Assignment –
Word for word, write out the entries that follow, omitting all pictures.
--- Source material ---
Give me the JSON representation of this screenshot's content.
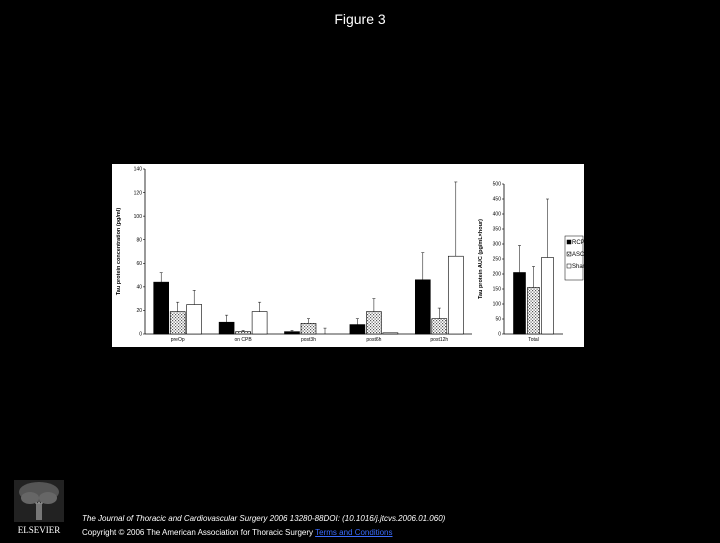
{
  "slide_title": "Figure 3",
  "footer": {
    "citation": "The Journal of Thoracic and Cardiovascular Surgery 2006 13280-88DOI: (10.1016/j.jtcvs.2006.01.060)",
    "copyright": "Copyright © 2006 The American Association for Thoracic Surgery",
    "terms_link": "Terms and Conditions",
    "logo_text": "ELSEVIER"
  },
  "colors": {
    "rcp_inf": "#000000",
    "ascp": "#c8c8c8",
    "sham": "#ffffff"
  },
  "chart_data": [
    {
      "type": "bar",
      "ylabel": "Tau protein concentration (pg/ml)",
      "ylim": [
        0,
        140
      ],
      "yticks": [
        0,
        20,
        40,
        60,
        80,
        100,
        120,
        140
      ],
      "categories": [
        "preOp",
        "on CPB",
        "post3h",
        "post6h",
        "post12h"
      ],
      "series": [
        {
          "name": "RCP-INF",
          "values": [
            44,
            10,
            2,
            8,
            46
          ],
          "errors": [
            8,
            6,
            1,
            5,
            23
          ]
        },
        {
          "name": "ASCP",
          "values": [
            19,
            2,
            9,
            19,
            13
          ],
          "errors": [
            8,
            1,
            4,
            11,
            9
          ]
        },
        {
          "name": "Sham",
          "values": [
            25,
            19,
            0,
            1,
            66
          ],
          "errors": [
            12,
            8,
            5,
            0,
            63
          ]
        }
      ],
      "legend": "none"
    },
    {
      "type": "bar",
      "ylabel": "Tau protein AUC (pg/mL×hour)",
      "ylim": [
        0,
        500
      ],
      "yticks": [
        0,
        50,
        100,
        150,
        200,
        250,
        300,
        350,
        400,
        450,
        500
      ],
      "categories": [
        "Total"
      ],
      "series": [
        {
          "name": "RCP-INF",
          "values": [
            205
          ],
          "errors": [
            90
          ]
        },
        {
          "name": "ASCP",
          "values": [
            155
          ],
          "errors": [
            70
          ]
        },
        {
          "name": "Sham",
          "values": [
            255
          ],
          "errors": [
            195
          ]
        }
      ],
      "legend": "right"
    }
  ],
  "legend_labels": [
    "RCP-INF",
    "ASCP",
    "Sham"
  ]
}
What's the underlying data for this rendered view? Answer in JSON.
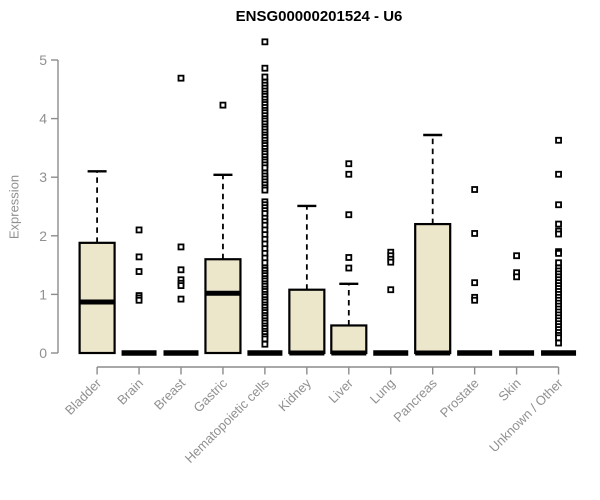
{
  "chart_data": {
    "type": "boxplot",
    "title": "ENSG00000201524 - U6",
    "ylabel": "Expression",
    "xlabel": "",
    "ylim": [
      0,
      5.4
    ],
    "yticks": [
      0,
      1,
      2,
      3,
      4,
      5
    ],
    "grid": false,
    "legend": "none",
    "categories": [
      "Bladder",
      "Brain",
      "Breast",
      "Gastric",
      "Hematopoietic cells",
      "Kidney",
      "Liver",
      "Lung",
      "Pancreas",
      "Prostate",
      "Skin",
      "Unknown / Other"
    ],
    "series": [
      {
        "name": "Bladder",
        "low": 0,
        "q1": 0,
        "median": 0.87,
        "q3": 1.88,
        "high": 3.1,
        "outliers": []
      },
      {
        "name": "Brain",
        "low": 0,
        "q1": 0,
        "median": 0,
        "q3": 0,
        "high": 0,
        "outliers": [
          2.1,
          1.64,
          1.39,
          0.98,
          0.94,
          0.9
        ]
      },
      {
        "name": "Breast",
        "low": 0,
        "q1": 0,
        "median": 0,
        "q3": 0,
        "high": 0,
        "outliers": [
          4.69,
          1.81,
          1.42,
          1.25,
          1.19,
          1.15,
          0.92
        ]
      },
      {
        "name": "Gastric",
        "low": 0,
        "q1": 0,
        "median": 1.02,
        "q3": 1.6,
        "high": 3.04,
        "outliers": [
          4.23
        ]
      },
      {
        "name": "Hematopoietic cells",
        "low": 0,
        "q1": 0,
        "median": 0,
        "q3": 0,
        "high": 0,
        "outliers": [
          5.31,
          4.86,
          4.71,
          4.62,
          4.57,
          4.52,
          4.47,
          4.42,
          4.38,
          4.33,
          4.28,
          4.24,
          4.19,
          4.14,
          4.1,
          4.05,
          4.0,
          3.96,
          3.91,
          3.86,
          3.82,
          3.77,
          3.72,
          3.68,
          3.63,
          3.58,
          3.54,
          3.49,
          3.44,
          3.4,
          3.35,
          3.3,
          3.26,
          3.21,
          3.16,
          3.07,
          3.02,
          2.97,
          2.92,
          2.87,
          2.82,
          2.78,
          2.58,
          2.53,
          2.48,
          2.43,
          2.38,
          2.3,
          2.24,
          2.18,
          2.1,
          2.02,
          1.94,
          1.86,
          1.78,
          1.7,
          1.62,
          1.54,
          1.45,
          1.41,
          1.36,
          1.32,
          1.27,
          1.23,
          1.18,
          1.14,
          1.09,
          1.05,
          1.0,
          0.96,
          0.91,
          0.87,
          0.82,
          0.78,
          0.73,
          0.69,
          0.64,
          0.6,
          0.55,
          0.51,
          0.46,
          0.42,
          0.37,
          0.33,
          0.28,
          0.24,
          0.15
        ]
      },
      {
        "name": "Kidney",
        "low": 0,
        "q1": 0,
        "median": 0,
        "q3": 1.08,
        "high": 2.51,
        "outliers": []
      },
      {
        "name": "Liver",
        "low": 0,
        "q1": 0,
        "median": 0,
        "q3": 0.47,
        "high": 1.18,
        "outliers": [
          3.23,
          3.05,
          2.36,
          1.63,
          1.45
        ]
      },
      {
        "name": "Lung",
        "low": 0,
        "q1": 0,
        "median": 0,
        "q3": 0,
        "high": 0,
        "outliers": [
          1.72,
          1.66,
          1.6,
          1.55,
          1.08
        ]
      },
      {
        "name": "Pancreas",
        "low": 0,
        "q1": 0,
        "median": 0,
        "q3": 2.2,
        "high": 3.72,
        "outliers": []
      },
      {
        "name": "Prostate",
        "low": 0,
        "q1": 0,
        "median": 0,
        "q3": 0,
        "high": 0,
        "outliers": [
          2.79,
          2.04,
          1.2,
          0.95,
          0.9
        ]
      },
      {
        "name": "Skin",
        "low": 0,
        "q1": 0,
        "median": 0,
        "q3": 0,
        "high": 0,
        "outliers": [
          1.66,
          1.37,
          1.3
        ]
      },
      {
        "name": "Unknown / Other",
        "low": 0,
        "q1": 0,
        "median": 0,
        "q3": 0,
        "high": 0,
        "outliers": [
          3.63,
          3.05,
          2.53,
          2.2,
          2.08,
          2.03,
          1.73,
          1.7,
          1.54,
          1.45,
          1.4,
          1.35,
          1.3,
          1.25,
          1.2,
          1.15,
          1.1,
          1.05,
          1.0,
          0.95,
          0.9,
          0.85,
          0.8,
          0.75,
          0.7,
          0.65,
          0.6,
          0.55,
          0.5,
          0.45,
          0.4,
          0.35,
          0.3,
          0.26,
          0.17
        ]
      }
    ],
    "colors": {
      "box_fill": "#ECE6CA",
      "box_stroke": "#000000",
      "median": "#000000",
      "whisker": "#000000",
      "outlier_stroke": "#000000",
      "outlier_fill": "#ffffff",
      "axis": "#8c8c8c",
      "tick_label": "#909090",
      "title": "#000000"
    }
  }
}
---
Answer area –
Give me the JSON representation of this screenshot's content.
{
  "slide_title": "Figure 3",
  "footer": {
    "citation": "The Journal of Thoracic and Cardiovascular Surgery 2006 13280-88DOI: (10.1016/j.jtcvs.2006.01.060)",
    "copyright": "Copyright © 2006 The American Association for Thoracic Surgery",
    "terms_link": "Terms and Conditions",
    "logo_text": "ELSEVIER"
  },
  "colors": {
    "rcp_inf": "#000000",
    "ascp": "#c8c8c8",
    "sham": "#ffffff"
  },
  "chart_data": [
    {
      "type": "bar",
      "ylabel": "Tau protein concentration (pg/ml)",
      "ylim": [
        0,
        140
      ],
      "yticks": [
        0,
        20,
        40,
        60,
        80,
        100,
        120,
        140
      ],
      "categories": [
        "preOp",
        "on CPB",
        "post3h",
        "post6h",
        "post12h"
      ],
      "series": [
        {
          "name": "RCP-INF",
          "values": [
            44,
            10,
            2,
            8,
            46
          ],
          "errors": [
            8,
            6,
            1,
            5,
            23
          ]
        },
        {
          "name": "ASCP",
          "values": [
            19,
            2,
            9,
            19,
            13
          ],
          "errors": [
            8,
            1,
            4,
            11,
            9
          ]
        },
        {
          "name": "Sham",
          "values": [
            25,
            19,
            0,
            1,
            66
          ],
          "errors": [
            12,
            8,
            5,
            0,
            63
          ]
        }
      ],
      "legend": "none"
    },
    {
      "type": "bar",
      "ylabel": "Tau protein AUC (pg/mL×hour)",
      "ylim": [
        0,
        500
      ],
      "yticks": [
        0,
        50,
        100,
        150,
        200,
        250,
        300,
        350,
        400,
        450,
        500
      ],
      "categories": [
        "Total"
      ],
      "series": [
        {
          "name": "RCP-INF",
          "values": [
            205
          ],
          "errors": [
            90
          ]
        },
        {
          "name": "ASCP",
          "values": [
            155
          ],
          "errors": [
            70
          ]
        },
        {
          "name": "Sham",
          "values": [
            255
          ],
          "errors": [
            195
          ]
        }
      ],
      "legend": "right"
    }
  ],
  "legend_labels": [
    "RCP-INF",
    "ASCP",
    "Sham"
  ]
}
What's the underlying data for this rendered view? Answer in JSON.
{
  "chart_data": {
    "type": "boxplot",
    "title": "ENSG00000201524 - U6",
    "ylabel": "Expression",
    "xlabel": "",
    "ylim": [
      0,
      5.4
    ],
    "yticks": [
      0,
      1,
      2,
      3,
      4,
      5
    ],
    "grid": false,
    "legend": "none",
    "categories": [
      "Bladder",
      "Brain",
      "Breast",
      "Gastric",
      "Hematopoietic cells",
      "Kidney",
      "Liver",
      "Lung",
      "Pancreas",
      "Prostate",
      "Skin",
      "Unknown / Other"
    ],
    "series": [
      {
        "name": "Bladder",
        "low": 0,
        "q1": 0,
        "median": 0.87,
        "q3": 1.88,
        "high": 3.1,
        "outliers": []
      },
      {
        "name": "Brain",
        "low": 0,
        "q1": 0,
        "median": 0,
        "q3": 0,
        "high": 0,
        "outliers": [
          2.1,
          1.64,
          1.39,
          0.98,
          0.94,
          0.9
        ]
      },
      {
        "name": "Breast",
        "low": 0,
        "q1": 0,
        "median": 0,
        "q3": 0,
        "high": 0,
        "outliers": [
          4.69,
          1.81,
          1.42,
          1.25,
          1.19,
          1.15,
          0.92
        ]
      },
      {
        "name": "Gastric",
        "low": 0,
        "q1": 0,
        "median": 1.02,
        "q3": 1.6,
        "high": 3.04,
        "outliers": [
          4.23
        ]
      },
      {
        "name": "Hematopoietic cells",
        "low": 0,
        "q1": 0,
        "median": 0,
        "q3": 0,
        "high": 0,
        "outliers": [
          5.31,
          4.86,
          4.71,
          4.62,
          4.57,
          4.52,
          4.47,
          4.42,
          4.38,
          4.33,
          4.28,
          4.24,
          4.19,
          4.14,
          4.1,
          4.05,
          4.0,
          3.96,
          3.91,
          3.86,
          3.82,
          3.77,
          3.72,
          3.68,
          3.63,
          3.58,
          3.54,
          3.49,
          3.44,
          3.4,
          3.35,
          3.3,
          3.26,
          3.21,
          3.16,
          3.07,
          3.02,
          2.97,
          2.92,
          2.87,
          2.82,
          2.78,
          2.58,
          2.53,
          2.48,
          2.43,
          2.38,
          2.3,
          2.24,
          2.18,
          2.1,
          2.02,
          1.94,
          1.86,
          1.78,
          1.7,
          1.62,
          1.54,
          1.45,
          1.41,
          1.36,
          1.32,
          1.27,
          1.23,
          1.18,
          1.14,
          1.09,
          1.05,
          1.0,
          0.96,
          0.91,
          0.87,
          0.82,
          0.78,
          0.73,
          0.69,
          0.64,
          0.6,
          0.55,
          0.51,
          0.46,
          0.42,
          0.37,
          0.33,
          0.28,
          0.24,
          0.15
        ]
      },
      {
        "name": "Kidney",
        "low": 0,
        "q1": 0,
        "median": 0,
        "q3": 1.08,
        "high": 2.51,
        "outliers": []
      },
      {
        "name": "Liver",
        "low": 0,
        "q1": 0,
        "median": 0,
        "q3": 0.47,
        "high": 1.18,
        "outliers": [
          3.23,
          3.05,
          2.36,
          1.63,
          1.45
        ]
      },
      {
        "name": "Lung",
        "low": 0,
        "q1": 0,
        "median": 0,
        "q3": 0,
        "high": 0,
        "outliers": [
          1.72,
          1.66,
          1.6,
          1.55,
          1.08
        ]
      },
      {
        "name": "Pancreas",
        "low": 0,
        "q1": 0,
        "median": 0,
        "q3": 2.2,
        "high": 3.72,
        "outliers": []
      },
      {
        "name": "Prostate",
        "low": 0,
        "q1": 0,
        "median": 0,
        "q3": 0,
        "high": 0,
        "outliers": [
          2.79,
          2.04,
          1.2,
          0.95,
          0.9
        ]
      },
      {
        "name": "Skin",
        "low": 0,
        "q1": 0,
        "median": 0,
        "q3": 0,
        "high": 0,
        "outliers": [
          1.66,
          1.37,
          1.3
        ]
      },
      {
        "name": "Unknown / Other",
        "low": 0,
        "q1": 0,
        "median": 0,
        "q3": 0,
        "high": 0,
        "outliers": [
          3.63,
          3.05,
          2.53,
          2.2,
          2.08,
          2.03,
          1.73,
          1.7,
          1.54,
          1.45,
          1.4,
          1.35,
          1.3,
          1.25,
          1.2,
          1.15,
          1.1,
          1.05,
          1.0,
          0.95,
          0.9,
          0.85,
          0.8,
          0.75,
          0.7,
          0.65,
          0.6,
          0.55,
          0.5,
          0.45,
          0.4,
          0.35,
          0.3,
          0.26,
          0.17
        ]
      }
    ],
    "colors": {
      "box_fill": "#ECE6CA",
      "box_stroke": "#000000",
      "median": "#000000",
      "whisker": "#000000",
      "outlier_stroke": "#000000",
      "outlier_fill": "#ffffff",
      "axis": "#8c8c8c",
      "tick_label": "#909090",
      "title": "#000000"
    }
  }
}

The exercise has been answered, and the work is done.